> **What the task requires**: Omit every picture while repeating the entries exactly.

> **Recorded information**:
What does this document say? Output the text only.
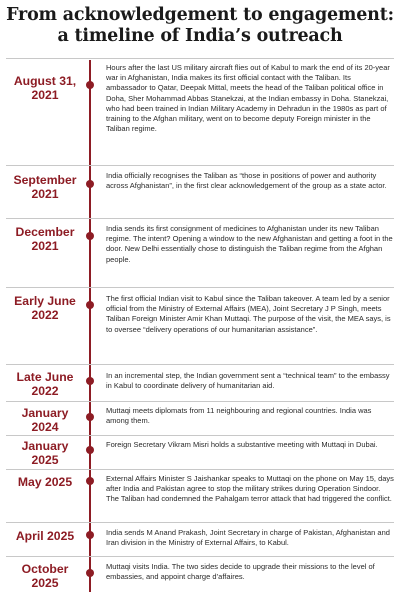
From acknowledgement to engagement:
a timeline of India’s outreach
August 31,
2021
Hours after the last US military aircraft flies out of Kabul to mark the end of its 20-year war in Afghanistan, India makes its first official contact with the Taliban. Its ambassador to Qatar, Deepak Mittal, meets the head of the Taliban political office in Doha, Sher Mohammad Abbas Stanekzai, at the Indian embassy in Doha. Stanekzai, who had been trained in Indian Military Academy in Dehradun in the 1980s as part of training to the Afghan military, went on to become deputy Foreign minister in the Taliban regime.
September
2021
India officially recognises the Taliban as “those in positions of power and authority across Afghanistan”, in the first clear acknowledgement of the group as a state actor.
December
2021
India sends its first consignment of medicines to Afghanistan under its new Taliban regime. The intent? Opening a window to the new Afghanistan and getting a foot in the door. New Delhi essentially chose to distinguish the Taliban regime from the Afghan people.
Early June
2022
The first official Indian visit to Kabul since the Taliban takeover. A team led by a senior official from the Ministry of External Affairs (MEA), Joint Secretary J P Singh, meets Taliban Foreign Minister Amir Khan Muttaqi. The purpose of the visit, the MEA says, is to oversee “delivery operations of our humanitarian assistance”.
Late June
2022
In an incremental step, the Indian government sent a “technical team” to the embassy in Kabul to coordinate delivery of humanitarian aid.
January
2024
Muttaqi meets diplomats from 11 neighbouring and regional countries. India was among them.
January
2025
Foreign Secretary Vikram Misri holds a substantive meeting with Muttaqi in Dubai.
May 2025	External Affairs Minister S Jaishankar speaks to Muttaqi on the phone on May 15, days after India and Pakistan agree to stop the military strikes during Operation Sindoor. The Taliban had condemned the Pahalgam terror attack that had triggered the conflict.
April 2025	India sends M Anand Prakash, Joint Secretary in charge of Pakistan, Afghanistan and Iran division in the Ministry of External Affairs, to Kabul.
October
2025
Muttaqi visits India. The two sides decide to upgrade their missions to the level of embassies, and appoint charge d’affaires.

> **Exercise solution**:
What does this document say? Output the text only.
From acknowledgement to engagement:
a timeline of India’s outreach
August 31,
2021
Hours after the last US military aircraft flies out of Kabul to mark the end of its 20-year war in Afghanistan, India makes its first official contact with the Taliban. Its ambassador to Qatar, Deepak Mittal, meets the head of the Taliban political office in Doha, Sher Mohammad Abbas Stanekzai, at the Indian embassy in Doha. Stanekzai, who had been trained in Indian Military Academy in Dehradun in the 1980s as part of training to the Afghan military, went on to become deputy Foreign minister in the Taliban regime.
September
2021
India officially recognises the Taliban as “those in positions of power and authority across Afghanistan”, in the first clear acknowledgement of the group as a state actor.
December
2021
India sends its first consignment of medicines to Afghanistan under its new Taliban regime. The intent? Opening a window to the new Afghanistan and getting a foot in the door. New Delhi essentially chose to distinguish the Taliban regime from the Afghan people.
Early June
2022
The first official Indian visit to Kabul since the Taliban takeover. A team led by a senior official from the Ministry of External Affairs (MEA), Joint Secretary J P Singh, meets Taliban Foreign Minister Amir Khan Muttaqi. The purpose of the visit, the MEA says, is to oversee “delivery operations of our humanitarian assistance”.
Late June
2022
In an incremental step, the Indian government sent a “technical team” to the embassy in Kabul to coordinate delivery of humanitarian aid.
January
2024
Muttaqi meets diplomats from 11 neighbouring and regional countries. India was among them.
January
2025
Foreign Secretary Vikram Misri holds a substantive meeting with Muttaqi in Dubai.
May 2025	External Affairs Minister S Jaishankar speaks to Muttaqi on the phone on May 15, days after India and Pakistan agree to stop the military strikes during Operation Sindoor. The Taliban had condemned the Pahalgam terror attack that had triggered the conflict.
April 2025	India sends M Anand Prakash, Joint Secretary in charge of Pakistan, Afghanistan and Iran division in the Ministry of External Affairs, to Kabul.
October
2025
Muttaqi visits India. The two sides decide to upgrade their missions to the level of embassies, and appoint charge d’affaires.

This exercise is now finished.